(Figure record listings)

* * *

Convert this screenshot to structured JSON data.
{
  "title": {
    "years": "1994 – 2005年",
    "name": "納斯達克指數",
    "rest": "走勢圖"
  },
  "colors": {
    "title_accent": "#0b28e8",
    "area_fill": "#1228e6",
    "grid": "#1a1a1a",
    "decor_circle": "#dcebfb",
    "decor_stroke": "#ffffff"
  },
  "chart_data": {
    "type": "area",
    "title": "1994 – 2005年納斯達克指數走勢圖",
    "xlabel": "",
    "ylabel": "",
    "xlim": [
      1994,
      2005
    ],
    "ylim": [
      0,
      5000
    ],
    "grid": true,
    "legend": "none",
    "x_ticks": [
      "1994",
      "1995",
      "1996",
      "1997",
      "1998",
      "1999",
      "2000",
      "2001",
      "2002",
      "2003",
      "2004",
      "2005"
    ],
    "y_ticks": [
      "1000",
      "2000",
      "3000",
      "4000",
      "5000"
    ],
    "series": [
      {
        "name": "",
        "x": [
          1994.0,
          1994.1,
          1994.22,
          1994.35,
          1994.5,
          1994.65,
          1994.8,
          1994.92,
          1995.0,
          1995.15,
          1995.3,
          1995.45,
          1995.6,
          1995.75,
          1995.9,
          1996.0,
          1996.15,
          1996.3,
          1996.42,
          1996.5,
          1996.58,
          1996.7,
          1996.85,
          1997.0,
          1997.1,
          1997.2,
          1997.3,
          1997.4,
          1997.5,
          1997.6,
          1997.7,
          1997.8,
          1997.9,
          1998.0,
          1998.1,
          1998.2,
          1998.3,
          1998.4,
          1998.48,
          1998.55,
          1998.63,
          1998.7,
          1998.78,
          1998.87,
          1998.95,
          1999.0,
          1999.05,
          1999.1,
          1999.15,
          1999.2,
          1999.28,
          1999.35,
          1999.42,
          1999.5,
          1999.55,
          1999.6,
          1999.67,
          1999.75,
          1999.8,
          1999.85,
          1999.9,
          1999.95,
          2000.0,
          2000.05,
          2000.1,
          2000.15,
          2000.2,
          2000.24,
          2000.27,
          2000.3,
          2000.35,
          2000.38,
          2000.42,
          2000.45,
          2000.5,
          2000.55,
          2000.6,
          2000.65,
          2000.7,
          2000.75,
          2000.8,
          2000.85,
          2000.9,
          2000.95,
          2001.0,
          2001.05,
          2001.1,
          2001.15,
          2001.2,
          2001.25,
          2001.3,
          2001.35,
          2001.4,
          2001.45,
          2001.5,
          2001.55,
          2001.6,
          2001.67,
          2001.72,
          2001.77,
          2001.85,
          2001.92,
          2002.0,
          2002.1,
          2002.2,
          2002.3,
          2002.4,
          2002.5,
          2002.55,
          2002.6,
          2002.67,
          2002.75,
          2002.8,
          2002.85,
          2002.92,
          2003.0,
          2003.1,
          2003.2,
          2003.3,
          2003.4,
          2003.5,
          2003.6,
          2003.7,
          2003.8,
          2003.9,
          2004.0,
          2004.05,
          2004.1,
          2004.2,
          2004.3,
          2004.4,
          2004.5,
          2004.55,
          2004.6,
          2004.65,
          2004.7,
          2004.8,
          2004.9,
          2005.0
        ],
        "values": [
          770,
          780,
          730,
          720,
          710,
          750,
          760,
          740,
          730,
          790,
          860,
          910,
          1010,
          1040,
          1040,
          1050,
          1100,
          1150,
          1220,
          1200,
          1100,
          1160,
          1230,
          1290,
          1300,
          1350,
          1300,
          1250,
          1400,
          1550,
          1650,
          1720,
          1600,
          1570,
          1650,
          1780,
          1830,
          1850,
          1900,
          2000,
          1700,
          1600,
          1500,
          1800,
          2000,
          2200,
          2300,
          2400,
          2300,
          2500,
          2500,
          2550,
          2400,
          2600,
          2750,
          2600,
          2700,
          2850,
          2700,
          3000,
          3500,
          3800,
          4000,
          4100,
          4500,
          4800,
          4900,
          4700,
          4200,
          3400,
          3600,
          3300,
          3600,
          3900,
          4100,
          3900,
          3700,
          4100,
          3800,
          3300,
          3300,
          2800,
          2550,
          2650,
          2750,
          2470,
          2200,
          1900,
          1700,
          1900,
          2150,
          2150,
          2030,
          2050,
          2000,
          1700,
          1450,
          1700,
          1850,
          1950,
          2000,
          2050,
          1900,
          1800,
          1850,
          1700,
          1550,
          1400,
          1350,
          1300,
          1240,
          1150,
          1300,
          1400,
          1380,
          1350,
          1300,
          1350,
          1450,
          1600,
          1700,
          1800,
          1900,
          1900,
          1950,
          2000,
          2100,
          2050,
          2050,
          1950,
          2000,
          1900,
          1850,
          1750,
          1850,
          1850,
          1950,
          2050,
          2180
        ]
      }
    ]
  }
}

* * *

### Task description
Exactly reproduce every record.

### Completed task
Convert this screenshot to structured JSON data.
{
  "title": {
    "years": "1994 – 2005年",
    "name": "納斯達克指數",
    "rest": "走勢圖"
  },
  "colors": {
    "title_accent": "#0b28e8",
    "area_fill": "#1228e6",
    "grid": "#1a1a1a",
    "decor_circle": "#dcebfb",
    "decor_stroke": "#ffffff"
  },
  "chart_data": {
    "type": "area",
    "title": "1994 – 2005年納斯達克指數走勢圖",
    "xlabel": "",
    "ylabel": "",
    "xlim": [
      1994,
      2005
    ],
    "ylim": [
      0,
      5000
    ],
    "grid": true,
    "legend": "none",
    "x_ticks": [
      "1994",
      "1995",
      "1996",
      "1997",
      "1998",
      "1999",
      "2000",
      "2001",
      "2002",
      "2003",
      "2004",
      "2005"
    ],
    "y_ticks": [
      "1000",
      "2000",
      "3000",
      "4000",
      "5000"
    ],
    "series": [
      {
        "name": "",
        "x": [
          1994.0,
          1994.1,
          1994.22,
          1994.35,
          1994.5,
          1994.65,
          1994.8,
          1994.92,
          1995.0,
          1995.15,
          1995.3,
          1995.45,
          1995.6,
          1995.75,
          1995.9,
          1996.0,
          1996.15,
          1996.3,
          1996.42,
          1996.5,
          1996.58,
          1996.7,
          1996.85,
          1997.0,
          1997.1,
          1997.2,
          1997.3,
          1997.4,
          1997.5,
          1997.6,
          1997.7,
          1997.8,
          1997.9,
          1998.0,
          1998.1,
          1998.2,
          1998.3,
          1998.4,
          1998.48,
          1998.55,
          1998.63,
          1998.7,
          1998.78,
          1998.87,
          1998.95,
          1999.0,
          1999.05,
          1999.1,
          1999.15,
          1999.2,
          1999.28,
          1999.35,
          1999.42,
          1999.5,
          1999.55,
          1999.6,
          1999.67,
          1999.75,
          1999.8,
          1999.85,
          1999.9,
          1999.95,
          2000.0,
          2000.05,
          2000.1,
          2000.15,
          2000.2,
          2000.24,
          2000.27,
          2000.3,
          2000.35,
          2000.38,
          2000.42,
          2000.45,
          2000.5,
          2000.55,
          2000.6,
          2000.65,
          2000.7,
          2000.75,
          2000.8,
          2000.85,
          2000.9,
          2000.95,
          2001.0,
          2001.05,
          2001.1,
          2001.15,
          2001.2,
          2001.25,
          2001.3,
          2001.35,
          2001.4,
          2001.45,
          2001.5,
          2001.55,
          2001.6,
          2001.67,
          2001.72,
          2001.77,
          2001.85,
          2001.92,
          2002.0,
          2002.1,
          2002.2,
          2002.3,
          2002.4,
          2002.5,
          2002.55,
          2002.6,
          2002.67,
          2002.75,
          2002.8,
          2002.85,
          2002.92,
          2003.0,
          2003.1,
          2003.2,
          2003.3,
          2003.4,
          2003.5,
          2003.6,
          2003.7,
          2003.8,
          2003.9,
          2004.0,
          2004.05,
          2004.1,
          2004.2,
          2004.3,
          2004.4,
          2004.5,
          2004.55,
          2004.6,
          2004.65,
          2004.7,
          2004.8,
          2004.9,
          2005.0
        ],
        "values": [
          770,
          780,
          730,
          720,
          710,
          750,
          760,
          740,
          730,
          790,
          860,
          910,
          1010,
          1040,
          1040,
          1050,
          1100,
          1150,
          1220,
          1200,
          1100,
          1160,
          1230,
          1290,
          1300,
          1350,
          1300,
          1250,
          1400,
          1550,
          1650,
          1720,
          1600,
          1570,
          1650,
          1780,
          1830,
          1850,
          1900,
          2000,
          1700,
          1600,
          1500,
          1800,
          2000,
          2200,
          2300,
          2400,
          2300,
          2500,
          2500,
          2550,
          2400,
          2600,
          2750,
          2600,
          2700,
          2850,
          2700,
          3000,
          3500,
          3800,
          4000,
          4100,
          4500,
          4800,
          4900,
          4700,
          4200,
          3400,
          3600,
          3300,
          3600,
          3900,
          4100,
          3900,
          3700,
          4100,
          3800,
          3300,
          3300,
          2800,
          2550,
          2650,
          2750,
          2470,
          2200,
          1900,
          1700,
          1900,
          2150,
          2150,
          2030,
          2050,
          2000,
          1700,
          1450,
          1700,
          1850,
          1950,
          2000,
          2050,
          1900,
          1800,
          1850,
          1700,
          1550,
          1400,
          1350,
          1300,
          1240,
          1150,
          1300,
          1400,
          1380,
          1350,
          1300,
          1350,
          1450,
          1600,
          1700,
          1800,
          1900,
          1900,
          1950,
          2000,
          2100,
          2050,
          2050,
          1950,
          2000,
          1900,
          1850,
          1750,
          1850,
          1850,
          1950,
          2050,
          2180
        ]
      }
    ]
  }
}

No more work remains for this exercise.